[start of Source material]

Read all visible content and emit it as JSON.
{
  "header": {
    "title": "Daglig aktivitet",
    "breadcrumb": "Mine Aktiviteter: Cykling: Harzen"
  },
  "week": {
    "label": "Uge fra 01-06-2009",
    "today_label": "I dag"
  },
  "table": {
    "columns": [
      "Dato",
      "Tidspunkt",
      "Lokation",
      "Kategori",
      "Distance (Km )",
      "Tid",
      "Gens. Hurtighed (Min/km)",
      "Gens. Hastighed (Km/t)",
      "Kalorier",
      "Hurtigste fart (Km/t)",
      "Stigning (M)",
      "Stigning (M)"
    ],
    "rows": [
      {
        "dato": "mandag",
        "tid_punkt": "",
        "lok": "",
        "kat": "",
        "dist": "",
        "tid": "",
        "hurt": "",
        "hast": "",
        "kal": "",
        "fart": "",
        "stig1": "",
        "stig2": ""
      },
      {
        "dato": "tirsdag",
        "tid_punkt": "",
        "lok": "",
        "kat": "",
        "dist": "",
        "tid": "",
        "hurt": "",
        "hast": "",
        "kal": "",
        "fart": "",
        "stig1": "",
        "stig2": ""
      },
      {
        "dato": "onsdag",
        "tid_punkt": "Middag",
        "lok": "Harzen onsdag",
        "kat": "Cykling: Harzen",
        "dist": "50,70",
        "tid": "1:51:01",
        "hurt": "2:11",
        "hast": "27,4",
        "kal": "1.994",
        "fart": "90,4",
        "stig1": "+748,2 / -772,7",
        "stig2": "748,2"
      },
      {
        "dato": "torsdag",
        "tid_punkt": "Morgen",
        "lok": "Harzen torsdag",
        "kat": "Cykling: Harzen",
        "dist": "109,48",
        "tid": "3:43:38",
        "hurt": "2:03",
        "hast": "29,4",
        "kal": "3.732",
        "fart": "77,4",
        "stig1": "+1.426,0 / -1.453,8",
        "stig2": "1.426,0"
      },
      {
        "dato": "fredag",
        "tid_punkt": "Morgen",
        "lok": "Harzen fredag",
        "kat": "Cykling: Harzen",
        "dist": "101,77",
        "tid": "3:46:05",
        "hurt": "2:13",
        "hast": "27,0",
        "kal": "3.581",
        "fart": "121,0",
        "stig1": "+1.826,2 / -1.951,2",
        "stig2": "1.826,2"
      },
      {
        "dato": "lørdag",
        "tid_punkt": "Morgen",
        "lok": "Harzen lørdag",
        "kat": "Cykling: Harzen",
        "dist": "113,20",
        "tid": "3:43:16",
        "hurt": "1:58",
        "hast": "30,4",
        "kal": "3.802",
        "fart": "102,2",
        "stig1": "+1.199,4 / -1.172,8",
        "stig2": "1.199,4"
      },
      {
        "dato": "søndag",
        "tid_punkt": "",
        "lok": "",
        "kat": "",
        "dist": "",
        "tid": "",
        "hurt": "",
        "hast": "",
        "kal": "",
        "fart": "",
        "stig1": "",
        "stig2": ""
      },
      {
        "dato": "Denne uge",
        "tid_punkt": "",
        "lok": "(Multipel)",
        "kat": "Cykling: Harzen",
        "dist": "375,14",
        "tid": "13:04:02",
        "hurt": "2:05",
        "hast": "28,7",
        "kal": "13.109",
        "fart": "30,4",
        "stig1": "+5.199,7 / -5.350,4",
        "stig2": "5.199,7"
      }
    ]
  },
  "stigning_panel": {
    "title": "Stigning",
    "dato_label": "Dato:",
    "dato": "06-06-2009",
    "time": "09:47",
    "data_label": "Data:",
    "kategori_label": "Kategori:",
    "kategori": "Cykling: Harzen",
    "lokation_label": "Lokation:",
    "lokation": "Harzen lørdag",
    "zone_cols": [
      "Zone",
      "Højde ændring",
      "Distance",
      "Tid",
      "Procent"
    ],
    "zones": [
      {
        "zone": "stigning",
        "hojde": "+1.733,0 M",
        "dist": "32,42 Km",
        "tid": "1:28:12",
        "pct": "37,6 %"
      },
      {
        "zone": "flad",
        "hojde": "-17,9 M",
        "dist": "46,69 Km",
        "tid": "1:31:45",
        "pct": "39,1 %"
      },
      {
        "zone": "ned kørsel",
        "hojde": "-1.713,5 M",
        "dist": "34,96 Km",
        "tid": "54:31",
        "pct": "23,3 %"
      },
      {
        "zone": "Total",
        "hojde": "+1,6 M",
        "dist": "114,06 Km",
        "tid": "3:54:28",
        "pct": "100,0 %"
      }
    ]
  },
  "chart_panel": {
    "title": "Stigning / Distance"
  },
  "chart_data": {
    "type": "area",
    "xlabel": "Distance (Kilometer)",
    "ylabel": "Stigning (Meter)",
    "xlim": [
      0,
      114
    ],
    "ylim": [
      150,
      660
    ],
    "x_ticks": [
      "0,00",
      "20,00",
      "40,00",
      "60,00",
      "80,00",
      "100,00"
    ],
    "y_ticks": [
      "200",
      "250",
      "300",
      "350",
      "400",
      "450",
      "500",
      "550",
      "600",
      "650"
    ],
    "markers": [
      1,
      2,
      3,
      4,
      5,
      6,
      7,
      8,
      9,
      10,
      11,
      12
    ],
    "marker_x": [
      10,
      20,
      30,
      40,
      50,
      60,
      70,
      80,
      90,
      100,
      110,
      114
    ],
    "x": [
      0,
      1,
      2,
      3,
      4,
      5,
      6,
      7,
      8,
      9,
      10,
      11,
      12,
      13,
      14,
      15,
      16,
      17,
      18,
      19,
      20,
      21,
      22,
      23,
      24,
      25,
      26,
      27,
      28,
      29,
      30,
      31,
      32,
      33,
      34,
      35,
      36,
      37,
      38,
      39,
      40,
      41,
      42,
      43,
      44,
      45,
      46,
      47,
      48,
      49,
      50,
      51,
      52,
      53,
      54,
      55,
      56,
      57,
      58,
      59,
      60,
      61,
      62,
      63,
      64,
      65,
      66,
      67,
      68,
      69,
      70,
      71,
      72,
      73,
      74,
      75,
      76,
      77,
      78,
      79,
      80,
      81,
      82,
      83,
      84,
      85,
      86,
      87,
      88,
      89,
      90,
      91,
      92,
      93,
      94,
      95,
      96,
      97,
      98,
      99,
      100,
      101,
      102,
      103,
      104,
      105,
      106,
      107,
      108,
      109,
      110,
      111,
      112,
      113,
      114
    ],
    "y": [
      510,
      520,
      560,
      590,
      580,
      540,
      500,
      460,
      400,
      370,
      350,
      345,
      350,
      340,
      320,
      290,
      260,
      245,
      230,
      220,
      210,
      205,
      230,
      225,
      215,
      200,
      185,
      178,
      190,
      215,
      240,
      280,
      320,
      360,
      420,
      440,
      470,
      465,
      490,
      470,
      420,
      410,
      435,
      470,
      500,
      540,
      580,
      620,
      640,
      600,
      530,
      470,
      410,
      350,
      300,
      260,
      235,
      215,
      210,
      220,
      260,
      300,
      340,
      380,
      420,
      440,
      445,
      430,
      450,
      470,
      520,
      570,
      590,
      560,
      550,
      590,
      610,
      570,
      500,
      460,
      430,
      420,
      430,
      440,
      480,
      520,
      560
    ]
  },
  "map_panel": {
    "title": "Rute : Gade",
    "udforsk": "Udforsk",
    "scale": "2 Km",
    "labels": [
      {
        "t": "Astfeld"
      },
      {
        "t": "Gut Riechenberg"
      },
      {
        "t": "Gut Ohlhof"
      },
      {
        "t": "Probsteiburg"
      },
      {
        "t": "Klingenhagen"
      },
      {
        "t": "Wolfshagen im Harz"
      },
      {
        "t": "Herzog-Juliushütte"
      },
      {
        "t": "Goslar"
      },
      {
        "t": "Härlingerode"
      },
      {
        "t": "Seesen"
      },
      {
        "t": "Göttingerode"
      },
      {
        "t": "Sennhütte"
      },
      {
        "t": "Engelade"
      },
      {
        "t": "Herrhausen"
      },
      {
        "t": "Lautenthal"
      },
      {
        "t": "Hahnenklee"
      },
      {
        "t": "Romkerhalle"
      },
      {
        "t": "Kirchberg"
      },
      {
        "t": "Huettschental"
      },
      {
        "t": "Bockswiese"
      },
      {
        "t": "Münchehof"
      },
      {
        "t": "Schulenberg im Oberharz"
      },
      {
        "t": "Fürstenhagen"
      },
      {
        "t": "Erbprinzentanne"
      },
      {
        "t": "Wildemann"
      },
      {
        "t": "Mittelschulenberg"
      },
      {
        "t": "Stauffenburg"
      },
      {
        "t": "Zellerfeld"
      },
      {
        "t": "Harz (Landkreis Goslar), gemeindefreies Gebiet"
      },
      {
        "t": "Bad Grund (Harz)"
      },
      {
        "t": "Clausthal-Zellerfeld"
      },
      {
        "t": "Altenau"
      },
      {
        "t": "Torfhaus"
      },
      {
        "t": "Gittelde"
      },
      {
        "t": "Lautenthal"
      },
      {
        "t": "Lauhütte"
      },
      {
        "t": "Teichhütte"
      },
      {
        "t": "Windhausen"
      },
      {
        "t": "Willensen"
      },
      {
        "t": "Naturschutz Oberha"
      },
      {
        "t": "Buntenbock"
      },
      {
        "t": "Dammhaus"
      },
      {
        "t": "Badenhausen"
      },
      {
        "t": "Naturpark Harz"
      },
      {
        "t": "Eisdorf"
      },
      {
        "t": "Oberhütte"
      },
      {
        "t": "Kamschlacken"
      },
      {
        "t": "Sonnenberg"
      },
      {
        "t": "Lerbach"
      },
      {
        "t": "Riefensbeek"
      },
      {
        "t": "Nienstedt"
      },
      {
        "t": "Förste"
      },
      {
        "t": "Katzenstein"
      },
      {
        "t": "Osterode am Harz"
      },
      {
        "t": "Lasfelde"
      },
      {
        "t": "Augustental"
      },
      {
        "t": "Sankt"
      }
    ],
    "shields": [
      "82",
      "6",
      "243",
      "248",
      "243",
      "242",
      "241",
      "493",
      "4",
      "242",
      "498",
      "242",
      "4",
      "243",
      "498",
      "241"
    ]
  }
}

[end of Source material]

> **Exercise details**
For this exercise, gather every line of the data that contains the word "fart".

> **Exercise result**
      "Hurtigste fart (Km/t)",
        "fart": "",
        "fart": "",
        "fart": "90,4",
        "fart": "77,4",
        "fart": "121,0",
        "fart": "102,2",
        "fart": "",
        "fart": "30,4",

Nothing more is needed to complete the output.